(Entries from a visual dataset)
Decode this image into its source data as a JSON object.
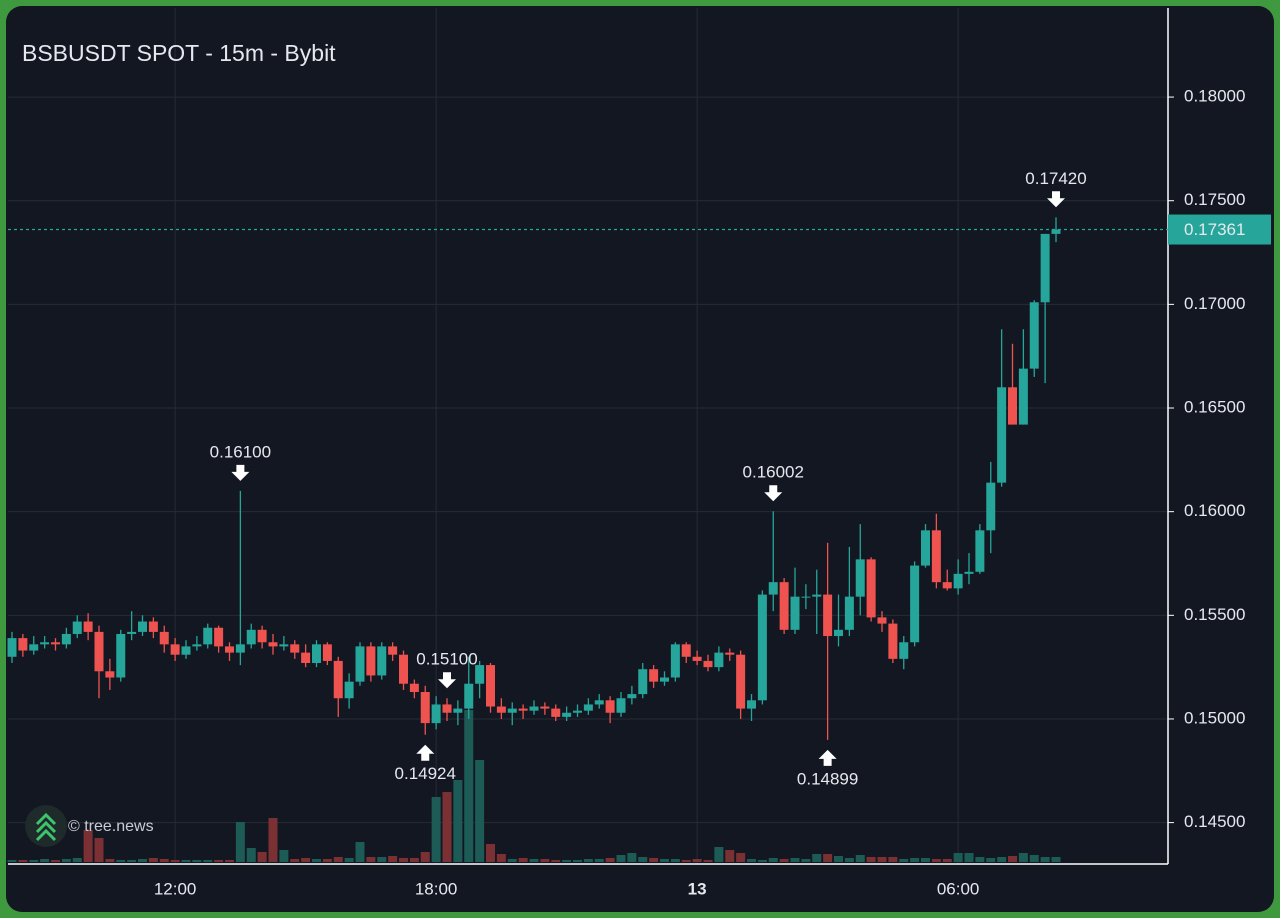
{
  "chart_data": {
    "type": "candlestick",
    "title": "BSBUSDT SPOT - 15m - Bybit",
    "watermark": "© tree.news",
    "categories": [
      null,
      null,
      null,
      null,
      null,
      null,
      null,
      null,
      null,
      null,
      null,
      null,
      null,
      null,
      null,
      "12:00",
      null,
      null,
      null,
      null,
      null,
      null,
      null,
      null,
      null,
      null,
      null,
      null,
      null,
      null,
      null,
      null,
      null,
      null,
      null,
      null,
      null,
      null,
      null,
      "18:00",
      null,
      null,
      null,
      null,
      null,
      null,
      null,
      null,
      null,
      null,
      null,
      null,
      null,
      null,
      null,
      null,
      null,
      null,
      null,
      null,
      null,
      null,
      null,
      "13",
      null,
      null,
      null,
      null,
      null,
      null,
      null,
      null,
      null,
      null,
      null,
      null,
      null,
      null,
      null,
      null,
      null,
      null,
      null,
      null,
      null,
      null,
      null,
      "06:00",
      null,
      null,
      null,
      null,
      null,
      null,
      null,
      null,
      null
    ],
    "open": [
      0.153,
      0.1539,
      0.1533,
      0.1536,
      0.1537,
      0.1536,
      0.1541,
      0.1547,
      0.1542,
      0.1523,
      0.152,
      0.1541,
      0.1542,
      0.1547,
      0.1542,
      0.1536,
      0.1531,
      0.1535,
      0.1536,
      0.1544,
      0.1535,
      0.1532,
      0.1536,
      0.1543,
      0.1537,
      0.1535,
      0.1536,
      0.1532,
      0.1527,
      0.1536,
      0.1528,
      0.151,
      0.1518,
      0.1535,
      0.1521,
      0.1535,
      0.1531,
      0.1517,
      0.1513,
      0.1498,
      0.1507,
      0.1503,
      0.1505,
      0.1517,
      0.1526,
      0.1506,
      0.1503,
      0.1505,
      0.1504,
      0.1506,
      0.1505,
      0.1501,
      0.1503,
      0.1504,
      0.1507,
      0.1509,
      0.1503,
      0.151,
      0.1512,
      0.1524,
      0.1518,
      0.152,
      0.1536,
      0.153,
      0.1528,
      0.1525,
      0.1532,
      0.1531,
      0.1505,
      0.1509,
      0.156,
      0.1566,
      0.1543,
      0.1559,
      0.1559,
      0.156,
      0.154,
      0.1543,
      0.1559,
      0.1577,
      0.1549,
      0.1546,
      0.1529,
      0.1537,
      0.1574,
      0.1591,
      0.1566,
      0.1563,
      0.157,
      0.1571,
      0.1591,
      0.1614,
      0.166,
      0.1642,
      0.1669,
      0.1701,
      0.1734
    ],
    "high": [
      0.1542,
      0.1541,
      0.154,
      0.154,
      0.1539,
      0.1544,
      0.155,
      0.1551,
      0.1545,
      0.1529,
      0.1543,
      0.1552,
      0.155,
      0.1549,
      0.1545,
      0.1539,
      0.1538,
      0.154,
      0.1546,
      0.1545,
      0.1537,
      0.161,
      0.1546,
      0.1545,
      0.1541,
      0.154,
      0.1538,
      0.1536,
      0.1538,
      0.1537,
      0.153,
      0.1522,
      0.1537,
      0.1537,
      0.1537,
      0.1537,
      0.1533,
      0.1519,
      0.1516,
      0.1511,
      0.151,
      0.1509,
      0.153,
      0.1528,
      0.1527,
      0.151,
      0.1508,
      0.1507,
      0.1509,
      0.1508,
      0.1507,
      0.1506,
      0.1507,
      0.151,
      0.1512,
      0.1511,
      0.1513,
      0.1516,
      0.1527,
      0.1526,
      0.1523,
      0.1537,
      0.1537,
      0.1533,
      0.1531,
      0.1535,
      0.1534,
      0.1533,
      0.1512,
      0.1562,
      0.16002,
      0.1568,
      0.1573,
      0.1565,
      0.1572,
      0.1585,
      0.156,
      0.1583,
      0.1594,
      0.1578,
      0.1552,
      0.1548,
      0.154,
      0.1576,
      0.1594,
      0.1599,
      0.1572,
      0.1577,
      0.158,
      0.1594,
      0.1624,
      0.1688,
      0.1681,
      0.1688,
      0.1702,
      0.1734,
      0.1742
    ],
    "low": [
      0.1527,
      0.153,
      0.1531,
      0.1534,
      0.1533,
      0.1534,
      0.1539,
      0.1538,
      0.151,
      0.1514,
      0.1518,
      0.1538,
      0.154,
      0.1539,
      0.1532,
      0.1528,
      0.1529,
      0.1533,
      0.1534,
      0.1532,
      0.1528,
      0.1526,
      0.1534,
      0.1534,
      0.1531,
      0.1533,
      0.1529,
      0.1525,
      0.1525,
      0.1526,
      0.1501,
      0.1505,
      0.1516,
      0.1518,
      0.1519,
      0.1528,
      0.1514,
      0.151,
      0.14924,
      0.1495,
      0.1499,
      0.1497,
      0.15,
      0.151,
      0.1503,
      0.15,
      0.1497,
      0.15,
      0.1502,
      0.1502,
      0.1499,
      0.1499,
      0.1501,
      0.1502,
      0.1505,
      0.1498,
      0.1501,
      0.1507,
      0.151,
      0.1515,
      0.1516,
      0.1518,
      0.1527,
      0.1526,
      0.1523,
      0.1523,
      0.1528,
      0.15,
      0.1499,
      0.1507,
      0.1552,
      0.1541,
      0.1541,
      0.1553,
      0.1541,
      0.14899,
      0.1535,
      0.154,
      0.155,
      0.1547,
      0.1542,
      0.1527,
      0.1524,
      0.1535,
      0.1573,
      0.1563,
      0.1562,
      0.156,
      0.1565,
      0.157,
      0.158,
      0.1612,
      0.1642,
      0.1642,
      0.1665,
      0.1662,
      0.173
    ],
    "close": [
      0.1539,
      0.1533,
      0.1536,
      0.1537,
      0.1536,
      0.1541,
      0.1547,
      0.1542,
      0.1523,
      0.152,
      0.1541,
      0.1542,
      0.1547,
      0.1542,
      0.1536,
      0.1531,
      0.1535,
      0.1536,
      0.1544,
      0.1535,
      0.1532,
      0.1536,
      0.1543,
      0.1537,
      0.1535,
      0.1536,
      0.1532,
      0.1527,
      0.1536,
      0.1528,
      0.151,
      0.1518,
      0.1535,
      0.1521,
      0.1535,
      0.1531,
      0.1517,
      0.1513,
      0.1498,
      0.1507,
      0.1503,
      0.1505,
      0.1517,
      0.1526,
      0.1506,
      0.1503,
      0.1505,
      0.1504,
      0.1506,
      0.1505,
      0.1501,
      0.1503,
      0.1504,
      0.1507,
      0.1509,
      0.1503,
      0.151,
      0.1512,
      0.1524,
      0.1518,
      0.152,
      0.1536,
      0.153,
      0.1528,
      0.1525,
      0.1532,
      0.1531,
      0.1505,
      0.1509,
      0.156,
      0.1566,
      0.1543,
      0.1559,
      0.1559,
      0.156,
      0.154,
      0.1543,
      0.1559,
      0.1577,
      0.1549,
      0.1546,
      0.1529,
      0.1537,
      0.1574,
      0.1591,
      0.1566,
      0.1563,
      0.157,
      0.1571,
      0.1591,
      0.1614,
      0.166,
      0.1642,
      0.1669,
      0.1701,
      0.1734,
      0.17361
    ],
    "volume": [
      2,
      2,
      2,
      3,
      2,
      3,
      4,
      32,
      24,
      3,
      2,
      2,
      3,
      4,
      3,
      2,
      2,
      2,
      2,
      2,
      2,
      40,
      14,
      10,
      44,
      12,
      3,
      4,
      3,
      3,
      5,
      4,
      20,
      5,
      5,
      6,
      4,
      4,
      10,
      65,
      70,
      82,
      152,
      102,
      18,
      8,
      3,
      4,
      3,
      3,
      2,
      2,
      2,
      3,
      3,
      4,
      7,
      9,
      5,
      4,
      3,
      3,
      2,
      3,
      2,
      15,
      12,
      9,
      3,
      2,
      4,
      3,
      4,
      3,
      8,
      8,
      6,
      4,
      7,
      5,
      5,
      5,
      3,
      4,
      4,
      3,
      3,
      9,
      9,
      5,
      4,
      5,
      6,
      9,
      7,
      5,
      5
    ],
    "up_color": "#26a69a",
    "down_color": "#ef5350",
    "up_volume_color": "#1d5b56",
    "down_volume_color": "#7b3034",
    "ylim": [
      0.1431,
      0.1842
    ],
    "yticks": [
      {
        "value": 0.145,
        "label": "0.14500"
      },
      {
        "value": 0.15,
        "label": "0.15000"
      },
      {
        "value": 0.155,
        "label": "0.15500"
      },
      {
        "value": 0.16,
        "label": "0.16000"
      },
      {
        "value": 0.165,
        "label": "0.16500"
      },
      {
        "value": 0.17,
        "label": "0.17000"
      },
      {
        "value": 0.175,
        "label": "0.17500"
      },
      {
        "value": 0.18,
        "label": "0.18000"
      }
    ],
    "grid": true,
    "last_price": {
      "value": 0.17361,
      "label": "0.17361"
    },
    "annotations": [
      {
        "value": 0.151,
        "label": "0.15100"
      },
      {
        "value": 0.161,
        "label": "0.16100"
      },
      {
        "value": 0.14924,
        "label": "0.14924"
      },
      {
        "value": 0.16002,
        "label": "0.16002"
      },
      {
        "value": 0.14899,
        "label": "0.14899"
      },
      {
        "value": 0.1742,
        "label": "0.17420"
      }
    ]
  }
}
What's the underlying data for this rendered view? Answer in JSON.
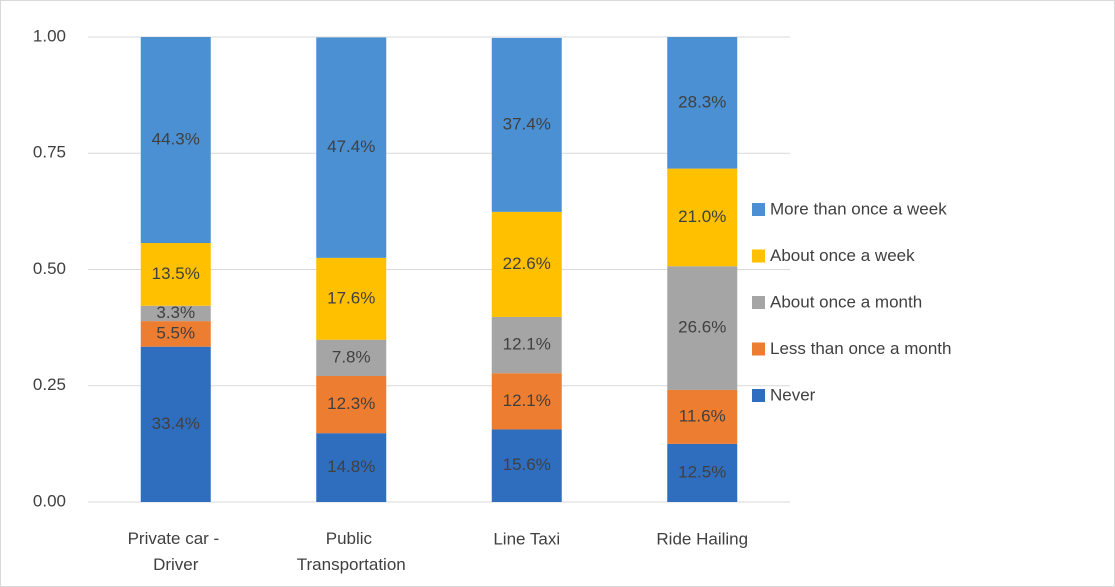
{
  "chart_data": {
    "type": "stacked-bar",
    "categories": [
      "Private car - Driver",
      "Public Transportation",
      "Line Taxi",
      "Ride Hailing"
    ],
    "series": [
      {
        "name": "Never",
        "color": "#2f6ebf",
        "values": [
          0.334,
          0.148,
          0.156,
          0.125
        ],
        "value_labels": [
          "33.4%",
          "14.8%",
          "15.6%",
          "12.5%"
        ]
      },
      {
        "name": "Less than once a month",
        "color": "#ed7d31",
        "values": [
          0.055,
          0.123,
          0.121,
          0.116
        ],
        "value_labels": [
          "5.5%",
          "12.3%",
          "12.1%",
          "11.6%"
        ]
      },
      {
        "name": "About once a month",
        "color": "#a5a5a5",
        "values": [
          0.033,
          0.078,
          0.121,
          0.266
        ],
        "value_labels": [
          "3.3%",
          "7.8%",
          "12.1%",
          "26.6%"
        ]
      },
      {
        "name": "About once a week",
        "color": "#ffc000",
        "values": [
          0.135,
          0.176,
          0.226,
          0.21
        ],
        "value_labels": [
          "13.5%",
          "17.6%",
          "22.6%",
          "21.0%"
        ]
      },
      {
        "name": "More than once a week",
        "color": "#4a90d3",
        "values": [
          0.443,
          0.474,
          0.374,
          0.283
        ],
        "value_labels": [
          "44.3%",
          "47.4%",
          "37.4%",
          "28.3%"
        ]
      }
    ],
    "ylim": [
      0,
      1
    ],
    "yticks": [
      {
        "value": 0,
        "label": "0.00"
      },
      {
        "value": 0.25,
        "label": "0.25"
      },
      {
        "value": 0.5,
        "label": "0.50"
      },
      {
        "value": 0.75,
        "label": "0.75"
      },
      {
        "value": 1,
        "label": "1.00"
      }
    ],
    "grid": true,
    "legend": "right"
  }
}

Directions:
Which lines in the data above contain "About"? Show each one.

Complete output:
        "name": "About once a month",
        "name": "About once a week",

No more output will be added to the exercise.